(TASK INSTRUCTIONS): Check each line of the data for "Chemical" and select those that have it.
— START LISTING —
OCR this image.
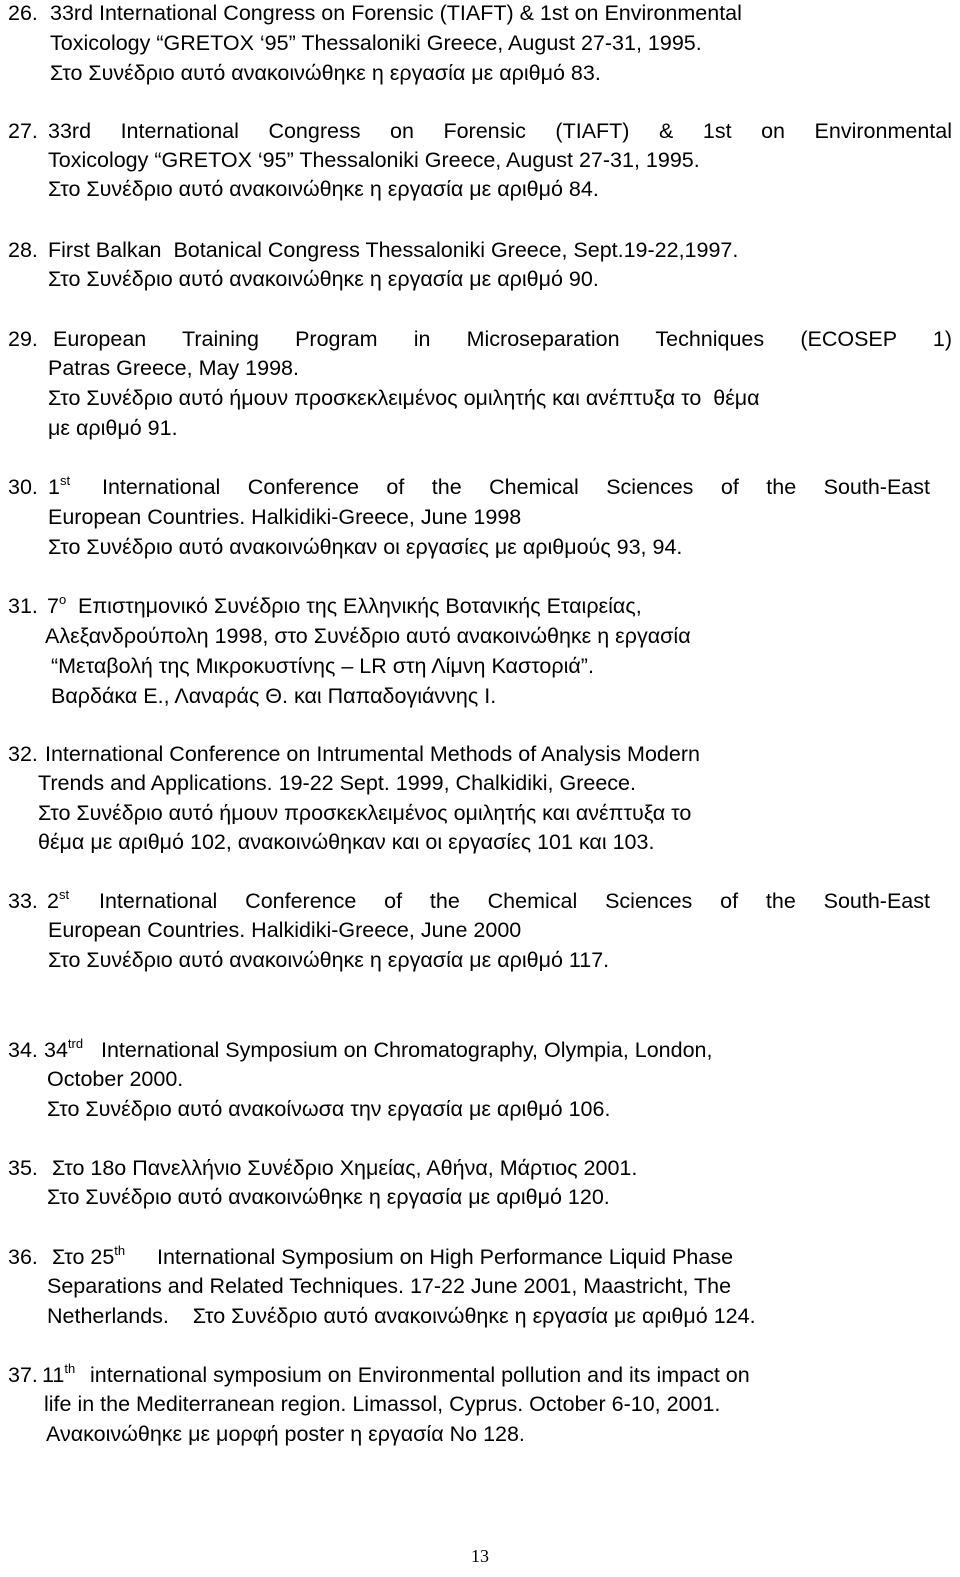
26. 33rd International Congress on Forensic (TIAFT) & 1st on Environmental
Toxicology “GRETOX ‘95” Thessaloniki Greece, August 27-31, 1995.
Στο Συνέδριο αυτό ανακοινώθηκε η εργασία με αριθμό 83.
27. 33rd International Congress on Forensic (TIAFT) & 1st on Environmental
Toxicology “GRETOX ‘95” Thessaloniki Greece, August 27-31, 1995.
Στο Συνέδριο αυτό ανακοινώθηκε η εργασία με αριθμό 84.
28. First Balkan  Botanical Congress Thessaloniki Greece, Sept.19-22,1997.
Στο Συνέδριο αυτό ανακοινώθηκε η εργασία με αριθμό 90.
29. European Training Program in Microseparation Techniques (ECOSEP 1)
Patras Greece, May 1998.
Στο Συνέδριο αυτό ήμουν προσκεκλειμένος ομιλητής και ανέπτυξα το  θέμα
με αριθμό 91.
30. 1st International Conference of the Chemical Sciences of the South-East
European Countries. Halkidiki-Greece, June 1998
Στο Συνέδριο αυτό ανακοινώθηκαν οι εργασίες με αριθμούς 93, 94.
31. 7$^o$ Επιστημονικό Συνέδριο της Ελληνικής Βοτανικής Εταιρείας,
Αλεξανδρούπολη 1998, στο Συνέδριο αυτό ανακοινώθηκε η εργασία
“Μεταβολή της Μικροκυστίνης – LR στη Λίμνη Καστοριά”.
Βαρδάκα Ε., Λαναράς Θ. και Παπαδογιάννης Ι.
32. International Conference on Intrumental Methods of Analysis Modern
Trends and Applications. 19-22 Sept. 1999, Chalkidiki, Greece.
Στο Συνέδριο αυτό ήμουν προσκεκλειμένος ομιλητής και ανέπτυξα το
θέμα με αριθμό 102, ανακοινώθηκαν και οι εργασίες 101 και 103.
33. 2st International Conference of the Chemical Sciences of the South-East
European Countries. Halkidiki-Greece, June 2000
Στο Συνέδριο αυτό ανακοινώθηκε η εργασία με αριθμό 117.
34. $34^{trd}$ International Symposium on Chromatography, Olympia, London,
October 2000.
Στο Συνέδριο αυτό ανακοίνωσα την εργασία με αριθμό 106.
35. Στο 18o Πανελλήνιο Συνέδριο Χημείας, Αθήνα, Μάρτιος 2001.
Στο Συνέδριο αυτό ανακοινώθηκε η εργασία με αριθμό 120.
36. Στο 25th International Symposium on High Performance Liquid Phase
Separations and Related Techniques. 17-22 June 2001, Maastricht, The
Netherlands.    Στο Συνέδριο αυτό ανακοινώθηκε η εργασία με αριθμό 124.
37. 11th international symposium on Environmental pollution and its impact on
life in the Mediterranean region. Limassol, Cyprus. October 6-10, 2001.
Ανακοινώθηκε με μορφή poster η εργασία No 128.
13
— END LISTING —
(OUTPUT OF THE TASK):
30. 1st International Conference of the Chemical Sciences of the South-East
33. 2st International Conference of the Chemical Sciences of the South-East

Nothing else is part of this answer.